> _Problem_: Below is a block of records. Copy every line in it that contains the word "forward".

> _Data for the task_:
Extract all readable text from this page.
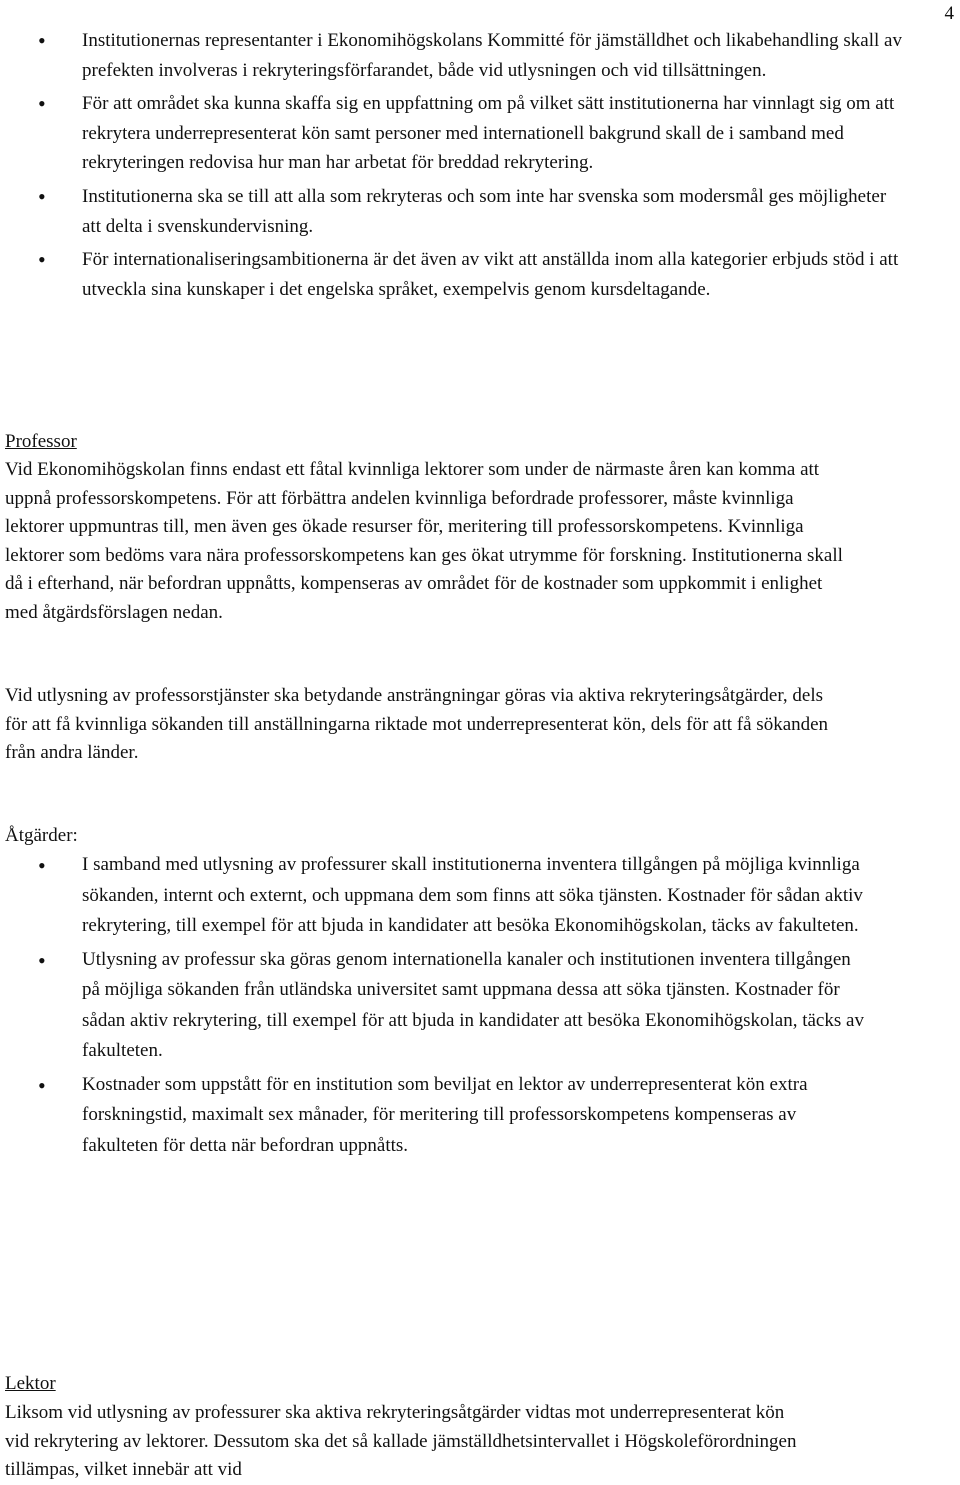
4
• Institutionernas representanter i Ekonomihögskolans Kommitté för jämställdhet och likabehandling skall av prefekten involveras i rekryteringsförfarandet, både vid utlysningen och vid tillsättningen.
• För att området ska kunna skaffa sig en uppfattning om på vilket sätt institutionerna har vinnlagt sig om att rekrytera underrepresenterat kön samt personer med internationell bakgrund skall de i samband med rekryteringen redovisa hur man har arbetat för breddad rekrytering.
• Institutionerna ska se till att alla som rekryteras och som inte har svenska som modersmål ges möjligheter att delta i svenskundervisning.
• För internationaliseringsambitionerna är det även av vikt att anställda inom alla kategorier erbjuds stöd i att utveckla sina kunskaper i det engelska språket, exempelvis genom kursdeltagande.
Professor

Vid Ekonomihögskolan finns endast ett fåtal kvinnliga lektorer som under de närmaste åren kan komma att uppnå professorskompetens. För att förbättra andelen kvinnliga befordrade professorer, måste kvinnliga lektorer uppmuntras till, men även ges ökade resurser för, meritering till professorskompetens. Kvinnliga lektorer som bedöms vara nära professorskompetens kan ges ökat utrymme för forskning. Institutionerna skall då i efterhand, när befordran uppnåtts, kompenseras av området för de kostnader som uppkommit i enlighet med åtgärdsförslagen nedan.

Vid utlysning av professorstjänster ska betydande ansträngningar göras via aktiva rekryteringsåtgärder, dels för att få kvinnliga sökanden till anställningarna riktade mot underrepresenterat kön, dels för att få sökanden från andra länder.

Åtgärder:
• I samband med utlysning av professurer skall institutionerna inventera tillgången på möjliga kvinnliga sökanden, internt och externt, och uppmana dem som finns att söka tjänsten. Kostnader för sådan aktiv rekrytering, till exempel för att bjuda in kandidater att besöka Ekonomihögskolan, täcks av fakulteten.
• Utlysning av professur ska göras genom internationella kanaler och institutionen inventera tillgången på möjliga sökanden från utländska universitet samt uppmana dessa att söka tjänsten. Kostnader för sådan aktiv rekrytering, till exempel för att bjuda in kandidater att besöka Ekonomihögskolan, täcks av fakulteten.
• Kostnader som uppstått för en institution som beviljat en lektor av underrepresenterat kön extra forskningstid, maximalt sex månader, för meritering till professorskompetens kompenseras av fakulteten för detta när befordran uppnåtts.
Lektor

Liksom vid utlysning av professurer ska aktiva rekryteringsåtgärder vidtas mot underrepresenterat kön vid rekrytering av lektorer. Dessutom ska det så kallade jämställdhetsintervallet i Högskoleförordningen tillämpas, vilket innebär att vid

---

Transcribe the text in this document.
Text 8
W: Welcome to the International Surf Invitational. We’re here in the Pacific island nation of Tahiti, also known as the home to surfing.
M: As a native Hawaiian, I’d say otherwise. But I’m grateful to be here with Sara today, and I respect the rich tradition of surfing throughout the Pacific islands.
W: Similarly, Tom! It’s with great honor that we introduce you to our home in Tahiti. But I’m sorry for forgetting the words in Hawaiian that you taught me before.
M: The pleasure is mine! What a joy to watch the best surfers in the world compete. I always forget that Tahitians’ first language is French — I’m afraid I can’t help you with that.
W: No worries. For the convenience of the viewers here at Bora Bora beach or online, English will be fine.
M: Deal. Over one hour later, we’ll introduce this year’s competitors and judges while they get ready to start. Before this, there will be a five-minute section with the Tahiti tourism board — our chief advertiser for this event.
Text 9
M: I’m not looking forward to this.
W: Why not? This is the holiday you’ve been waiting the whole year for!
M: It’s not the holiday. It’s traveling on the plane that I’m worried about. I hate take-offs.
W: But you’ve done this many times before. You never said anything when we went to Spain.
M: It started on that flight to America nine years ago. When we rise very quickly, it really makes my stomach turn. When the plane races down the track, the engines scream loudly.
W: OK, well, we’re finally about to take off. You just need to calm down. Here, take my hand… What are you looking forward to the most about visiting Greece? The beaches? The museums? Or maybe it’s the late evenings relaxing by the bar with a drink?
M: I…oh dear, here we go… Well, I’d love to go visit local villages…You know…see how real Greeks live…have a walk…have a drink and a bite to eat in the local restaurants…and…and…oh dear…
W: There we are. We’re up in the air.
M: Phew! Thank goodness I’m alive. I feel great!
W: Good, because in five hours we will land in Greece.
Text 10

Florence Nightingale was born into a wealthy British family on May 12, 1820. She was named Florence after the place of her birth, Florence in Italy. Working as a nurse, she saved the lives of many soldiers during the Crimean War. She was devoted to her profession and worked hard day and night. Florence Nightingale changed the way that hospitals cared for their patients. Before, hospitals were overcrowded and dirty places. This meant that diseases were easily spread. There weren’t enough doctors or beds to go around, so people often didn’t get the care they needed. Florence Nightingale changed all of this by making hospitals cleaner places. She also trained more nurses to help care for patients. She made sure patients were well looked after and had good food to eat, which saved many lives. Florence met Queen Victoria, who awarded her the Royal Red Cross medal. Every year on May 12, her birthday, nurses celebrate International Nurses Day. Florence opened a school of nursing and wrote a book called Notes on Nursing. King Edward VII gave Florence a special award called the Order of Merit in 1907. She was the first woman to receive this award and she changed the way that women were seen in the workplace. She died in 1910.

> _Your solution_:
M: I’m not looking forward to this.
W: OK, well, we’re finally about to take off. You just need to calm down. Here, take my hand… What are you looking forward to the most about visiting Greece? The beaches? The museums? Or maybe it’s the late evenings relaxing by the bar with a drink?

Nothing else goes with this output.